TO DO:
Please return the full listing below without altering anything.

SUPPLIED RECORDS:

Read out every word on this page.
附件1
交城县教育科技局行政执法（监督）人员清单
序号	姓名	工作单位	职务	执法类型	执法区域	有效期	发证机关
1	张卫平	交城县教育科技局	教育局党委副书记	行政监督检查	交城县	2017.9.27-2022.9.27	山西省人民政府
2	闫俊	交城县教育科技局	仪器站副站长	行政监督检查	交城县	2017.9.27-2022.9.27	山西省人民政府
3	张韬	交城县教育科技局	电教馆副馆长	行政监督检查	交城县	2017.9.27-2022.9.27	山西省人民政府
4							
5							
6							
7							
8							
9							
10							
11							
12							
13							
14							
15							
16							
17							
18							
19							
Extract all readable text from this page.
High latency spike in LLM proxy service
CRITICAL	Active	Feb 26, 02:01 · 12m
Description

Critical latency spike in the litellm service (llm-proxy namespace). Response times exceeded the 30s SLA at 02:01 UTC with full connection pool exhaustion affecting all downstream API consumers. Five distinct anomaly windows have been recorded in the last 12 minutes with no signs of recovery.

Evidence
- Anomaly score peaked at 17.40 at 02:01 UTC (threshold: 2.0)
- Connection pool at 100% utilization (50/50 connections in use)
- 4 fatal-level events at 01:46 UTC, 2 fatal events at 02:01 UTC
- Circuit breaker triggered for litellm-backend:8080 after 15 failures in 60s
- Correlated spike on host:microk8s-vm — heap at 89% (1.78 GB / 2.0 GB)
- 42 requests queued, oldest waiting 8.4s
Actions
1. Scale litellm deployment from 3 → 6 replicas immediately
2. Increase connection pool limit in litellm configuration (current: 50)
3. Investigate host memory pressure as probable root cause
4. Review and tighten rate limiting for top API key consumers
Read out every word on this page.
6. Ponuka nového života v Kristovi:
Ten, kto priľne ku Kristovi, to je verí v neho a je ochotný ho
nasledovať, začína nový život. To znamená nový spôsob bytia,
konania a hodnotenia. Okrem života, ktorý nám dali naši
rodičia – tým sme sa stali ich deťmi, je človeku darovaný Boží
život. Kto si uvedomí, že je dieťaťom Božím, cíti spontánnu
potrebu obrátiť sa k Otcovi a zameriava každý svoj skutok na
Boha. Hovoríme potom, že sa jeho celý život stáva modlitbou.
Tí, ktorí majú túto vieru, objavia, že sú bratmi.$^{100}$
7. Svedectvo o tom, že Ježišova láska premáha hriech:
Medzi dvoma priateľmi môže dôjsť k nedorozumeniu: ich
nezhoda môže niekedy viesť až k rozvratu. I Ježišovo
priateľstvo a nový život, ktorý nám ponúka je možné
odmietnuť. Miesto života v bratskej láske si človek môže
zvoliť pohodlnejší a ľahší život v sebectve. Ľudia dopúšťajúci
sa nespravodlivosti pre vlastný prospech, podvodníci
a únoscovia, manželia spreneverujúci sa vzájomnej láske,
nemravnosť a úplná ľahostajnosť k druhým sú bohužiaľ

THE ANSWER:
Read out every word on this page.
附件1
交城县教育科技局行政执法（监督）人员清单
序号	姓名	工作单位	职务	执法类型	执法区域	有效期	发证机关
1	张卫平	交城县教育科技局	教育局党委副书记	行政监督检查	交城县	2017.9.27-2022.9.27	山西省人民政府
2	闫俊	交城县教育科技局	仪器站副站长	行政监督检查	交城县	2017.9.27-2022.9.27	山西省人民政府
3	张韬	交城县教育科技局	电教馆副馆长	行政监督检查	交城县	2017.9.27-2022.9.27	山西省人民政府
4							
5							
6							
7							
8							
9							
10							
11							
12							
13							
14							
15							
16							
17							
18							
19							
Extract all readable text from this page.
High latency spike in LLM proxy service
CRITICAL	Active	Feb 26, 02:01 · 12m
Description

Critical latency spike in the litellm service (llm-proxy namespace). Response times exceeded the 30s SLA at 02:01 UTC with full connection pool exhaustion affecting all downstream API consumers. Five distinct anomaly windows have been recorded in the last 12 minutes with no signs of recovery.

Evidence
- Anomaly score peaked at 17.40 at 02:01 UTC (threshold: 2.0)
- Connection pool at 100% utilization (50/50 connections in use)
- 4 fatal-level events at 01:46 UTC, 2 fatal events at 02:01 UTC
- Circuit breaker triggered for litellm-backend:8080 after 15 failures in 60s
- Correlated spike on host:microk8s-vm — heap at 89% (1.78 GB / 2.0 GB)
- 42 requests queued, oldest waiting 8.4s
Actions
1. Scale litellm deployment from 3 → 6 replicas immediately
2. Increase connection pool limit in litellm configuration (current: 50)
3. Investigate host memory pressure as probable root cause
4. Review and tighten rate limiting for top API key consumers
Read out every word on this page.
6. Ponuka nového života v Kristovi:
Ten, kto priľne ku Kristovi, to je verí v neho a je ochotný ho
nasledovať, začína nový život. To znamená nový spôsob bytia,
konania a hodnotenia. Okrem života, ktorý nám dali naši
rodičia – tým sme sa stali ich deťmi, je človeku darovaný Boží
život. Kto si uvedomí, že je dieťaťom Božím, cíti spontánnu
potrebu obrátiť sa k Otcovi a zameriava každý svoj skutok na
Boha. Hovoríme potom, že sa jeho celý život stáva modlitbou.
Tí, ktorí majú túto vieru, objavia, že sú bratmi.$^{100}$
7. Svedectvo o tom, že Ježišova láska premáha hriech:
Medzi dvoma priateľmi môže dôjsť k nedorozumeniu: ich
nezhoda môže niekedy viesť až k rozvratu. I Ježišovo
priateľstvo a nový život, ktorý nám ponúka je možné
odmietnuť. Miesto života v bratskej láske si človek môže
zvoliť pohodlnejší a ľahší život v sebectve. Ľudia dopúšťajúci
sa nespravodlivosti pre vlastný prospech, podvodníci
a únoscovia, manželia spreneverujúci sa vzájomnej láske,
nemravnosť a úplná ľahostajnosť k druhým sú bohužiaľ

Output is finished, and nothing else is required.